What to do:
A verbatim copy of the records is required, with all pictures left out.

Recorded data
· · · ·

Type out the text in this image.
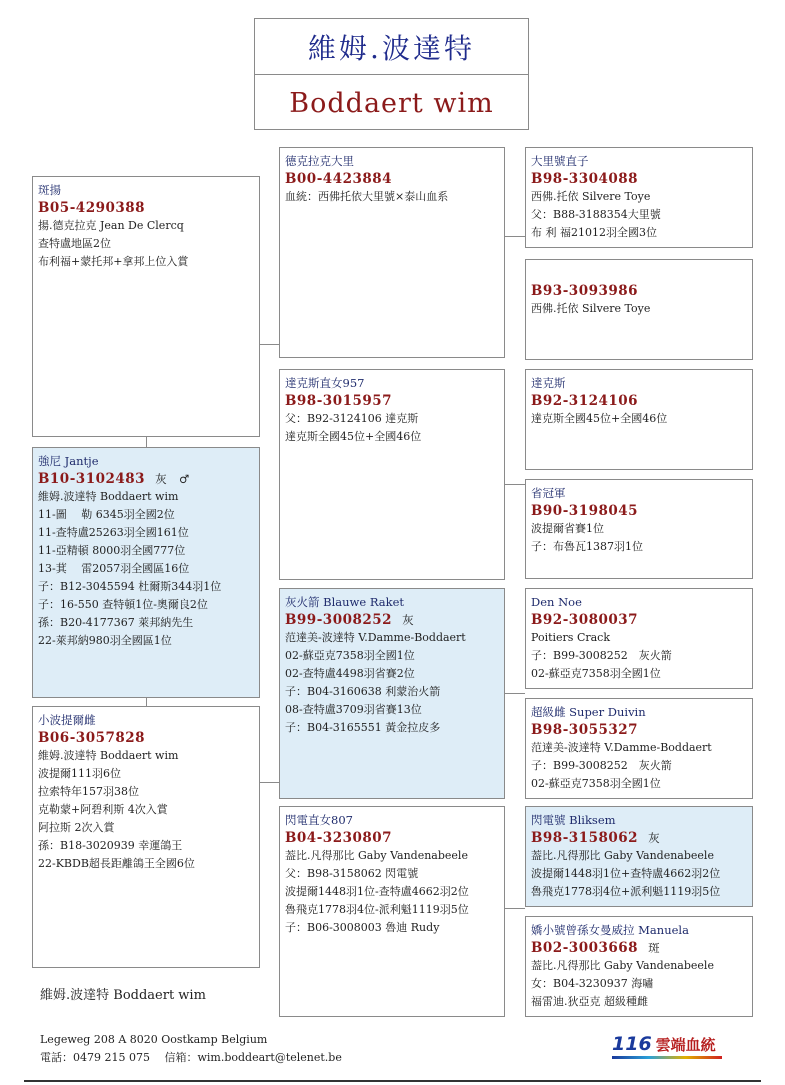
維姆.波達特
Boddaert wim
強尼 Jantje
B10-3102483 灰　♂
維姆.波達特 Boddaert wim
11-圖　 勒 6345羽全國2位
11-查特盧25263羽全國161位
11-亞精頓 8000羽全國777位
13-萁　 雷2057羽全國區16位
子：B12-3045594 杜爾斯344羽1位
子：16-550 查特頓1位-奧爾良2位
孫：B20-4177367 萊邦納先生
22-萊邦納980羽全國區1位
斑揚
B05-4290388
揚.德克拉克 Jean De Clercq
查特盧地區2位
布利福+蒙托邦+拿邦上位入賞
小波提爾雌
B06-3057828
維姆.波達特 Boddaert wim
波提爾111羽6位
拉索特年157羽38位
克勒蒙+阿碧利斯 4次入賞
阿拉斯 2次入賞
孫：B18-3020939 幸運鴿王
22-KBDB超長距離鴿王全國6位
德克拉克大里
B00-4423884
血統：西佛托依大里號×泰山血系
達克斯直女957
B98-3015957
父：B92-3124106 達克斯
達克斯全國45位+全國46位
灰火箭 Blauwe Raket
B99-3008252 灰
范達美-波達特 V.Damme-Boddaert
02-蘇亞克7358羽全國1位
02-查特盧4498羽省賽2位
子：B04-3160638 利蒙治火箭
08-查特盧3709羽省賽13位
子：B04-3165551 黃金拉皮多
閃電直女807
B04-3230807
葢比.凡得那比 Gaby Vandenabeele
父：B98-3158062 閃電號
波提爾1448羽1位-查特盧4662羽2位
魯飛克1778羽4位-派利魁1119羽5位
子：B06-3008003 魯迪 Rudy
大里號直子
B98-3304088
西佛.托依 Silvere Toye
父：B88-3188354大里號
布 利 福21012羽全國3位
B93-3093986
西佛.托依 Silvere Toye
達克斯
B92-3124106
達克斯全國45位+全國46位
省冠軍
B90-3198045
波提爾省賽1位
子：布魯瓦1387羽1位
Den Noe
B92-3080037
Poitiers Crack
子：B99-3008252　灰火箭
02-蘇亞克7358羽全國1位
超級雌 Super Duivin
B98-3055327
范達美-波達特 V.Damme-Boddaert
子：B99-3008252　灰火箭
02-蘇亞克7358羽全國1位
閃電號 Bliksem
B98-3158062 灰
葢比.凡得那比 Gaby Vandenabeele
波提爾1448羽1位+查特盧4662羽2位
魯飛克1778羽4位+派利魁1119羽5位
嬌小號曾孫女曼威拉 Manuela
B02-3003668 斑
葢比.凡得那比 Gaby Vandenabeele
女：B04-3230937 海嘯
福雷迪.狄亞克 超級種雌
維姆.波達特 Boddaert wim
Legeweg 208 A 8020 Oostkamp Belgium
電話：0479 215 075　 信箱：wim.boddeart@telenet.be
116 雲端血統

· · · ·

Result:
Type out the text in this image.
維姆.波達特
Boddaert wim
強尼 Jantje
B10-3102483 灰　♂
維姆.波達特 Boddaert wim
11-圖　 勒 6345羽全國2位
11-查特盧25263羽全國161位
11-亞精頓 8000羽全國777位
13-萁　 雷2057羽全國區16位
子：B12-3045594 杜爾斯344羽1位
子：16-550 查特頓1位-奧爾良2位
孫：B20-4177367 萊邦納先生
22-萊邦納980羽全國區1位
斑揚
B05-4290388
揚.德克拉克 Jean De Clercq
查特盧地區2位
布利福+蒙托邦+拿邦上位入賞
小波提爾雌
B06-3057828
維姆.波達特 Boddaert wim
波提爾111羽6位
拉索特年157羽38位
克勒蒙+阿碧利斯 4次入賞
阿拉斯 2次入賞
孫：B18-3020939 幸運鴿王
22-KBDB超長距離鴿王全國6位
德克拉克大里
B00-4423884
血統：西佛托依大里號×泰山血系
達克斯直女957
B98-3015957
父：B92-3124106 達克斯
達克斯全國45位+全國46位
灰火箭 Blauwe Raket
B99-3008252 灰
范達美-波達特 V.Damme-Boddaert
02-蘇亞克7358羽全國1位
02-查特盧4498羽省賽2位
子：B04-3160638 利蒙治火箭
08-查特盧3709羽省賽13位
子：B04-3165551 黃金拉皮多
閃電直女807
B04-3230807
葢比.凡得那比 Gaby Vandenabeele
父：B98-3158062 閃電號
波提爾1448羽1位-查特盧4662羽2位
魯飛克1778羽4位-派利魁1119羽5位
子：B06-3008003 魯迪 Rudy
大里號直子
B98-3304088
西佛.托依 Silvere Toye
父：B88-3188354大里號
布 利 福21012羽全國3位
B93-3093986
西佛.托依 Silvere Toye
達克斯
B92-3124106
達克斯全國45位+全國46位
省冠軍
B90-3198045
波提爾省賽1位
子：布魯瓦1387羽1位
Den Noe
B92-3080037
Poitiers Crack
子：B99-3008252　灰火箭
02-蘇亞克7358羽全國1位
超級雌 Super Duivin
B98-3055327
范達美-波達特 V.Damme-Boddaert
子：B99-3008252　灰火箭
02-蘇亞克7358羽全國1位
閃電號 Bliksem
B98-3158062 灰
葢比.凡得那比 Gaby Vandenabeele
波提爾1448羽1位+查特盧4662羽2位
魯飛克1778羽4位+派利魁1119羽5位
嬌小號曾孫女曼威拉 Manuela
B02-3003668 斑
葢比.凡得那比 Gaby Vandenabeele
女：B04-3230937 海嘯
福雷迪.狄亞克 超級種雌
維姆.波達特 Boddaert wim
Legeweg 208 A 8020 Oostkamp Belgium
電話：0479 215 075　 信箱：wim.boddeart@telenet.be
116 雲端血統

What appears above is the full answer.